Stored items >>
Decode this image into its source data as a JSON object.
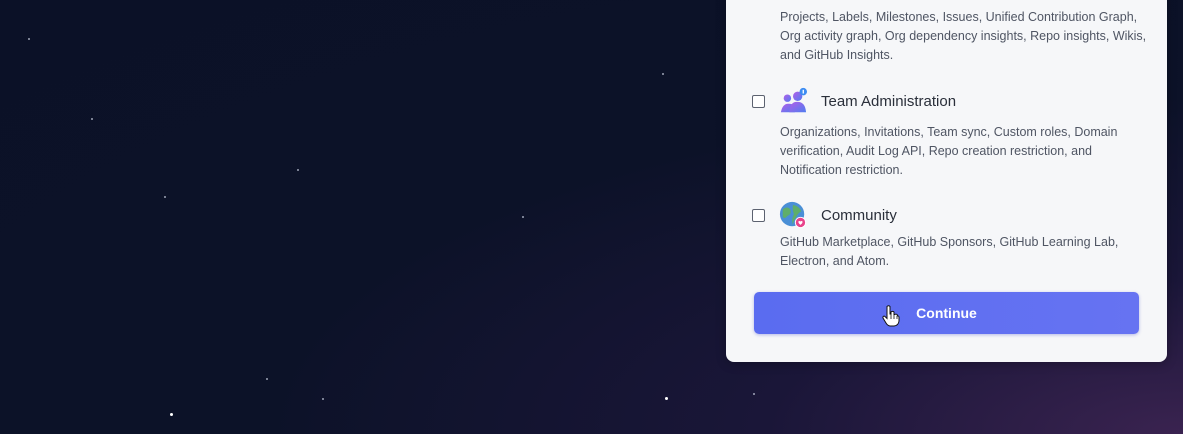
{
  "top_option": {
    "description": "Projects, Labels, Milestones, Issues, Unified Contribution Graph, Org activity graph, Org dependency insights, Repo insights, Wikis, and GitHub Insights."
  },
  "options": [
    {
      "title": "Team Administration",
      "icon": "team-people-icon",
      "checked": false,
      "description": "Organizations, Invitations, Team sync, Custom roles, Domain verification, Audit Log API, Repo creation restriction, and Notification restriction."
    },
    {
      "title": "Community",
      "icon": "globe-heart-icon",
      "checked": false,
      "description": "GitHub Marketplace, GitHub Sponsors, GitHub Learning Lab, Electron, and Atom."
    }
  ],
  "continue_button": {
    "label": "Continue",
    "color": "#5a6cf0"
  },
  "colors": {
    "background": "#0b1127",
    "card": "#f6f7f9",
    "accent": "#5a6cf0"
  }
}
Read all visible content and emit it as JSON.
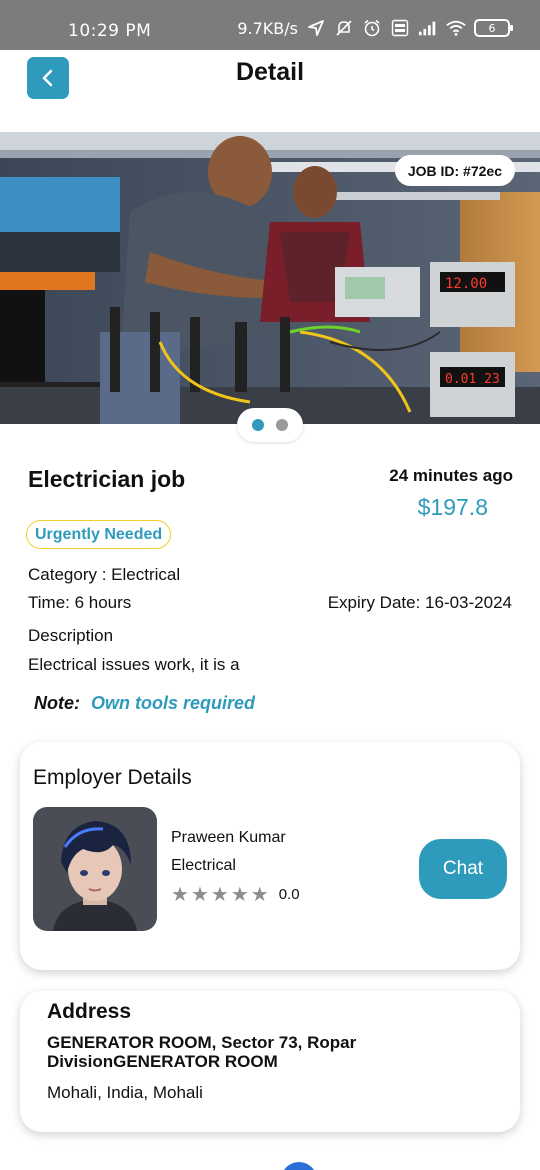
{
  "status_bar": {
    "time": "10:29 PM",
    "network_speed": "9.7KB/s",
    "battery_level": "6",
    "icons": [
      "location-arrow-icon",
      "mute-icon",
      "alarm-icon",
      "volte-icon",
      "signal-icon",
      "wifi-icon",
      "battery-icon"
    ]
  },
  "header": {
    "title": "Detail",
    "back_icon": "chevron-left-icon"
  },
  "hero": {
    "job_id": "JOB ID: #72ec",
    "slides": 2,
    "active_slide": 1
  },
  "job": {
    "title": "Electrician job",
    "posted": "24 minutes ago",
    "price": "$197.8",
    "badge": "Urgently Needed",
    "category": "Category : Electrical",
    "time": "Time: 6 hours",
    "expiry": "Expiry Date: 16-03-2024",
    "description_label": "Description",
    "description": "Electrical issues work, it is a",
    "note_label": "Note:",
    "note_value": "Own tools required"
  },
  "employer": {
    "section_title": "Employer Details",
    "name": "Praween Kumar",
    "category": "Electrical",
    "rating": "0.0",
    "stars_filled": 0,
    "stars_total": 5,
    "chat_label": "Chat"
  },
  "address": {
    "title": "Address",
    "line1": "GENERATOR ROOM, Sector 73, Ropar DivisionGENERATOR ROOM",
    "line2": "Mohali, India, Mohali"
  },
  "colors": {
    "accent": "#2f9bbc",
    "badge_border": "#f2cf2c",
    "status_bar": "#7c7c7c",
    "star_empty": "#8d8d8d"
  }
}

SET EXERCISE >> Leave out every picture, and write out exactly the lines from the one bearing "Read all visible content and emit it as JSON." through the final line.

SOLVED PROBLEM >>
Read all visible content and emit it as JSON.
{
  "status_bar": {
    "time": "10:29 PM",
    "network_speed": "9.7KB/s",
    "battery_level": "6",
    "icons": [
      "location-arrow-icon",
      "mute-icon",
      "alarm-icon",
      "volte-icon",
      "signal-icon",
      "wifi-icon",
      "battery-icon"
    ]
  },
  "header": {
    "title": "Detail",
    "back_icon": "chevron-left-icon"
  },
  "hero": {
    "job_id": "JOB ID: #72ec",
    "slides": 2,
    "active_slide": 1
  },
  "job": {
    "title": "Electrician job",
    "posted": "24 minutes ago",
    "price": "$197.8",
    "badge": "Urgently Needed",
    "category": "Category : Electrical",
    "time": "Time: 6 hours",
    "expiry": "Expiry Date: 16-03-2024",
    "description_label": "Description",
    "description": "Electrical issues work, it is a",
    "note_label": "Note:",
    "note_value": "Own tools required"
  },
  "employer": {
    "section_title": "Employer Details",
    "name": "Praween Kumar",
    "category": "Electrical",
    "rating": "0.0",
    "stars_filled": 0,
    "stars_total": 5,
    "chat_label": "Chat"
  },
  "address": {
    "title": "Address",
    "line1": "GENERATOR ROOM, Sector 73, Ropar DivisionGENERATOR ROOM",
    "line2": "Mohali, India, Mohali"
  },
  "colors": {
    "accent": "#2f9bbc",
    "badge_border": "#f2cf2c",
    "status_bar": "#7c7c7c",
    "star_empty": "#8d8d8d"
  }
}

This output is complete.